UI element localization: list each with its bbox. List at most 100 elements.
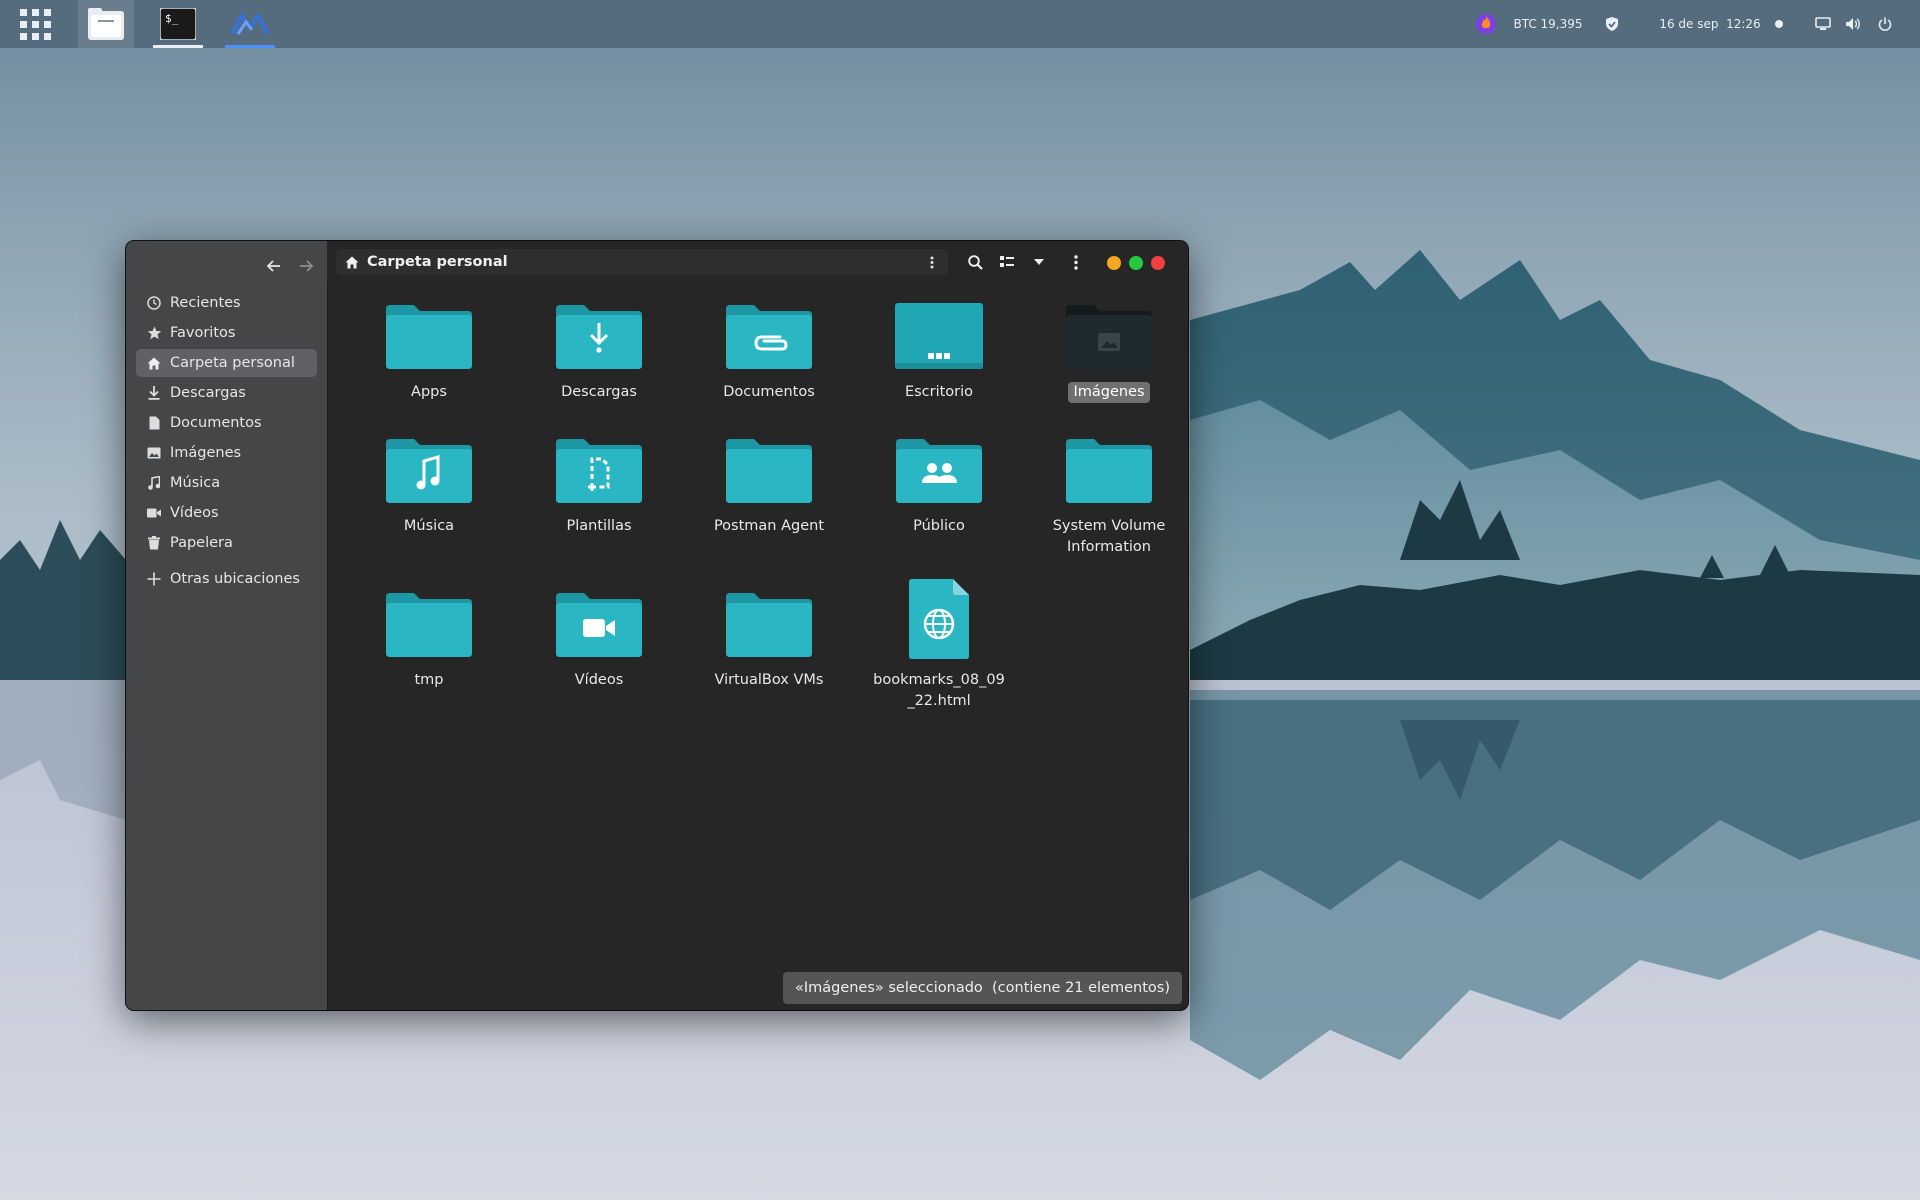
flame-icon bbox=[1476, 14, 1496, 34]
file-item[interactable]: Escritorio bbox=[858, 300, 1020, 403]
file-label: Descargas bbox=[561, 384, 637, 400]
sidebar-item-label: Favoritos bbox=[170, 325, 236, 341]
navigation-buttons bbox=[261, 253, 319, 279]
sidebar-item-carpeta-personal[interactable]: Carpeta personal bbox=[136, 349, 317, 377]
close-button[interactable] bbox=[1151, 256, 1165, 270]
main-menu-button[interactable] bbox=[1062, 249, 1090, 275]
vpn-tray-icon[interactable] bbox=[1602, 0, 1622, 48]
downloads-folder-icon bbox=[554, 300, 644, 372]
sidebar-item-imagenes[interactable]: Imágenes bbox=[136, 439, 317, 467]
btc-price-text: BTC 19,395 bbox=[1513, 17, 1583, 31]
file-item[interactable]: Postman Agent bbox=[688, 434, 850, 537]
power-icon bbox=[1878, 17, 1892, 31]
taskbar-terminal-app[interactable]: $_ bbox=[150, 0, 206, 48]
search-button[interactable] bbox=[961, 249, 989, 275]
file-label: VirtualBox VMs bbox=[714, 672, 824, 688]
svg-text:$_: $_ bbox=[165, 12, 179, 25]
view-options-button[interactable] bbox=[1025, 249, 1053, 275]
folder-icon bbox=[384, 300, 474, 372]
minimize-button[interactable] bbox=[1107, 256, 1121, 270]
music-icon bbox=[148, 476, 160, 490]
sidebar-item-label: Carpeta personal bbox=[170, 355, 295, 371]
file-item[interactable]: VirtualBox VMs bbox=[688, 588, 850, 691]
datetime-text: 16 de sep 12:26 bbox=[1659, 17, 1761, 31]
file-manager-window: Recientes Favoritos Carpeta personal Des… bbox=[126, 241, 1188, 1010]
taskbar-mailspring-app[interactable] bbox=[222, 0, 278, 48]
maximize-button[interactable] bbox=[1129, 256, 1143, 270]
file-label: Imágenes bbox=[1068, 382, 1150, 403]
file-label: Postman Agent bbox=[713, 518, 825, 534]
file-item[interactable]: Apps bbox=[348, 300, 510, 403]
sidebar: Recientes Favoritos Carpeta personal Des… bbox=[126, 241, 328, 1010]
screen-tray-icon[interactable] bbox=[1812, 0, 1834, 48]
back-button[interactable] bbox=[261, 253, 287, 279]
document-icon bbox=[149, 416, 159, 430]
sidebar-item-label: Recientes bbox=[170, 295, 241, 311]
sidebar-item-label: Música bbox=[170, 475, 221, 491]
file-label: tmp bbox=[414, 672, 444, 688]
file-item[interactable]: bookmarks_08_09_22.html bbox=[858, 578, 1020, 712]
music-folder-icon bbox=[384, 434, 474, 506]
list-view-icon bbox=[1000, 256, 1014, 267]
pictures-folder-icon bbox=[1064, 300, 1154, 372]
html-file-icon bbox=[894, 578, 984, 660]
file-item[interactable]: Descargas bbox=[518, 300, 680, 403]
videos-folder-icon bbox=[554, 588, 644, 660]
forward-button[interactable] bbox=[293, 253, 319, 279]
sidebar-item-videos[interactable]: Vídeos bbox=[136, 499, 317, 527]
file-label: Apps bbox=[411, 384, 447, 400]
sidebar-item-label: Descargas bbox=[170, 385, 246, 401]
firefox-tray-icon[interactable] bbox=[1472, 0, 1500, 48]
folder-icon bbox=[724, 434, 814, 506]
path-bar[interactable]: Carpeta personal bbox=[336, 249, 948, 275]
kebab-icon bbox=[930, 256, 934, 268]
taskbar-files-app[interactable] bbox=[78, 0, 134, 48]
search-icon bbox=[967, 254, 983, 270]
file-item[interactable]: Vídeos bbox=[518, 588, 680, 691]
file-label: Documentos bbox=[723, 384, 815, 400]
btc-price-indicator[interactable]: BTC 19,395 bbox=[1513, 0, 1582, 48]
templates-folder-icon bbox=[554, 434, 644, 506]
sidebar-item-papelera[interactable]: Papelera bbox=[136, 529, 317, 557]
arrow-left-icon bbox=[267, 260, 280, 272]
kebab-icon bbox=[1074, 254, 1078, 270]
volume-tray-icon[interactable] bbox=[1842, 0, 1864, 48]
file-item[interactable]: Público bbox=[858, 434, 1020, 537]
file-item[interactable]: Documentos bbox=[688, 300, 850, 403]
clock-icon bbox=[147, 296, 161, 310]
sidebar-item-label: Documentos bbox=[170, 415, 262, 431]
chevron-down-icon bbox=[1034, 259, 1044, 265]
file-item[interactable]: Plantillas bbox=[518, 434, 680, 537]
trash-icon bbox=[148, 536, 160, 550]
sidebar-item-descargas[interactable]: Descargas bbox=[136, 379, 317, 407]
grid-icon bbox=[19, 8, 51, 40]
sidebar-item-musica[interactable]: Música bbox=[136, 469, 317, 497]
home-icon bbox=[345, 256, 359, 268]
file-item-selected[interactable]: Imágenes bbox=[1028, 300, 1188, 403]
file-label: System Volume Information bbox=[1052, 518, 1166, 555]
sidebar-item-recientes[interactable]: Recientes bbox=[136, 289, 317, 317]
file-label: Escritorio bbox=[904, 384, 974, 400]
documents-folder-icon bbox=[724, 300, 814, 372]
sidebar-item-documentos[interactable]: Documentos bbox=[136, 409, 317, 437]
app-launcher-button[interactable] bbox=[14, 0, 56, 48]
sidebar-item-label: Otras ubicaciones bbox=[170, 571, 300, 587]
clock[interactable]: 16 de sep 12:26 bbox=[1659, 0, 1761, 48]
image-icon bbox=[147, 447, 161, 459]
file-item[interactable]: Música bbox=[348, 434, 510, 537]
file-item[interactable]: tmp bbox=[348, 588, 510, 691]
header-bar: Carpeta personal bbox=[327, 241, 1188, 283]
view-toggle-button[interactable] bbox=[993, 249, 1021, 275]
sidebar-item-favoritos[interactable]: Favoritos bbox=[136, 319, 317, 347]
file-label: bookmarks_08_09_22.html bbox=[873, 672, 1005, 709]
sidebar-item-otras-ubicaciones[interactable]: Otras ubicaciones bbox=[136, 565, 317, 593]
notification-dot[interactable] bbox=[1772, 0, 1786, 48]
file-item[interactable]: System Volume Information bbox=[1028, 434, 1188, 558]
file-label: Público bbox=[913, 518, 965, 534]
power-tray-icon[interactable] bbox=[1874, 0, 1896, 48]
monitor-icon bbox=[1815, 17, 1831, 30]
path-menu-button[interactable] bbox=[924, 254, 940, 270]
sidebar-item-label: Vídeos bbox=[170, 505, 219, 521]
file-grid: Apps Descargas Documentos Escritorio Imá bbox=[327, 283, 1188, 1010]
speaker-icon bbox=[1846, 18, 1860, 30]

-=-=-

▶ Your goal: What is needed is a verbatim copy of the material, minus its pictures.

▶ Solution to this exercise:
UI element localization: list each with its bbox. List at most 100 elements.
flame-icon bbox=[1476, 14, 1496, 34]
file-item[interactable]: Escritorio bbox=[858, 300, 1020, 403]
file-label: Descargas bbox=[561, 384, 637, 400]
sidebar-item-label: Favoritos bbox=[170, 325, 236, 341]
navigation-buttons bbox=[261, 253, 319, 279]
sidebar-item-carpeta-personal[interactable]: Carpeta personal bbox=[136, 349, 317, 377]
close-button[interactable] bbox=[1151, 256, 1165, 270]
main-menu-button[interactable] bbox=[1062, 249, 1090, 275]
vpn-tray-icon[interactable] bbox=[1602, 0, 1622, 48]
downloads-folder-icon bbox=[554, 300, 644, 372]
sidebar-item-imagenes[interactable]: Imágenes bbox=[136, 439, 317, 467]
btc-price-text: BTC 19,395 bbox=[1513, 17, 1583, 31]
file-item[interactable]: Postman Agent bbox=[688, 434, 850, 537]
power-icon bbox=[1878, 17, 1892, 31]
taskbar-terminal-app[interactable]: $_ bbox=[150, 0, 206, 48]
search-button[interactable] bbox=[961, 249, 989, 275]
file-label: VirtualBox VMs bbox=[714, 672, 824, 688]
svg-text:$_: $_ bbox=[165, 12, 179, 25]
view-options-button[interactable] bbox=[1025, 249, 1053, 275]
folder-icon bbox=[384, 300, 474, 372]
minimize-button[interactable] bbox=[1107, 256, 1121, 270]
music-icon bbox=[148, 476, 160, 490]
sidebar-item-label: Carpeta personal bbox=[170, 355, 295, 371]
file-item[interactable]: VirtualBox VMs bbox=[688, 588, 850, 691]
datetime-text: 16 de sep 12:26 bbox=[1659, 17, 1761, 31]
file-manager-window: Recientes Favoritos Carpeta personal Des… bbox=[126, 241, 1188, 1010]
taskbar-mailspring-app[interactable] bbox=[222, 0, 278, 48]
maximize-button[interactable] bbox=[1129, 256, 1143, 270]
file-label: Imágenes bbox=[1068, 382, 1150, 403]
file-label: Postman Agent bbox=[713, 518, 825, 534]
file-item[interactable]: Apps bbox=[348, 300, 510, 403]
sidebar: Recientes Favoritos Carpeta personal Des… bbox=[126, 241, 328, 1010]
screen-tray-icon[interactable] bbox=[1812, 0, 1834, 48]
back-button[interactable] bbox=[261, 253, 287, 279]
document-icon bbox=[149, 416, 159, 430]
sidebar-item-label: Recientes bbox=[170, 295, 241, 311]
sidebar-item-label: Música bbox=[170, 475, 221, 491]
file-label: tmp bbox=[414, 672, 444, 688]
file-item[interactable]: bookmarks_08_09_22.html bbox=[858, 578, 1020, 712]
music-folder-icon bbox=[384, 434, 474, 506]
list-view-icon bbox=[1000, 256, 1014, 267]
pictures-folder-icon bbox=[1064, 300, 1154, 372]
html-file-icon bbox=[894, 578, 984, 660]
file-item[interactable]: Descargas bbox=[518, 300, 680, 403]
videos-folder-icon bbox=[554, 588, 644, 660]
forward-button[interactable] bbox=[293, 253, 319, 279]
sidebar-item-videos[interactable]: Vídeos bbox=[136, 499, 317, 527]
file-label: Apps bbox=[411, 384, 447, 400]
sidebar-item-label: Descargas bbox=[170, 385, 246, 401]
firefox-tray-icon[interactable] bbox=[1472, 0, 1500, 48]
folder-icon bbox=[724, 434, 814, 506]
path-bar[interactable]: Carpeta personal bbox=[336, 249, 948, 275]
kebab-icon bbox=[930, 256, 934, 268]
taskbar-files-app[interactable] bbox=[78, 0, 134, 48]
search-icon bbox=[967, 254, 983, 270]
file-item[interactable]: Vídeos bbox=[518, 588, 680, 691]
file-label: Documentos bbox=[723, 384, 815, 400]
btc-price-indicator[interactable]: BTC 19,395 bbox=[1513, 0, 1582, 48]
templates-folder-icon bbox=[554, 434, 644, 506]
sidebar-item-papelera[interactable]: Papelera bbox=[136, 529, 317, 557]
arrow-left-icon bbox=[267, 260, 280, 272]
kebab-icon bbox=[1074, 254, 1078, 270]
volume-tray-icon[interactable] bbox=[1842, 0, 1864, 48]
file-item[interactable]: Público bbox=[858, 434, 1020, 537]
file-item[interactable]: Documentos bbox=[688, 300, 850, 403]
clock-icon bbox=[147, 296, 161, 310]
sidebar-item-label: Documentos bbox=[170, 415, 262, 431]
chevron-down-icon bbox=[1034, 259, 1044, 265]
file-item[interactable]: Plantillas bbox=[518, 434, 680, 537]
trash-icon bbox=[148, 536, 160, 550]
sidebar-item-descargas[interactable]: Descargas bbox=[136, 379, 317, 407]
grid-icon bbox=[19, 8, 51, 40]
sidebar-item-musica[interactable]: Música bbox=[136, 469, 317, 497]
home-icon bbox=[345, 256, 359, 268]
file-item-selected[interactable]: Imágenes bbox=[1028, 300, 1188, 403]
file-label: System Volume Information bbox=[1052, 518, 1166, 555]
sidebar-item-recientes[interactable]: Recientes bbox=[136, 289, 317, 317]
file-label: Escritorio bbox=[904, 384, 974, 400]
documents-folder-icon bbox=[724, 300, 814, 372]
sidebar-item-documentos[interactable]: Documentos bbox=[136, 409, 317, 437]
app-launcher-button[interactable] bbox=[14, 0, 56, 48]
sidebar-item-label: Otras ubicaciones bbox=[170, 571, 300, 587]
clock[interactable]: 16 de sep 12:26 bbox=[1659, 0, 1761, 48]
image-icon bbox=[147, 447, 161, 459]
file-item[interactable]: Música bbox=[348, 434, 510, 537]
file-item[interactable]: tmp bbox=[348, 588, 510, 691]
header-bar: Carpeta personal bbox=[327, 241, 1188, 283]
view-toggle-button[interactable] bbox=[993, 249, 1021, 275]
sidebar-item-favoritos[interactable]: Favoritos bbox=[136, 319, 317, 347]
file-label: bookmarks_08_09_22.html bbox=[873, 672, 1005, 709]
sidebar-item-otras-ubicaciones[interactable]: Otras ubicaciones bbox=[136, 565, 317, 593]
notification-dot[interactable] bbox=[1772, 0, 1786, 48]
file-item[interactable]: System Volume Information bbox=[1028, 434, 1188, 558]
file-label: Público bbox=[913, 518, 965, 534]
power-tray-icon[interactable] bbox=[1874, 0, 1896, 48]
monitor-icon bbox=[1815, 17, 1831, 30]
path-menu-button[interactable] bbox=[924, 254, 940, 270]
sidebar-item-label: Vídeos bbox=[170, 505, 219, 521]
file-grid: Apps Descargas Documentos Escritorio Imá bbox=[327, 283, 1188, 1010]
speaker-icon bbox=[1846, 18, 1860, 30]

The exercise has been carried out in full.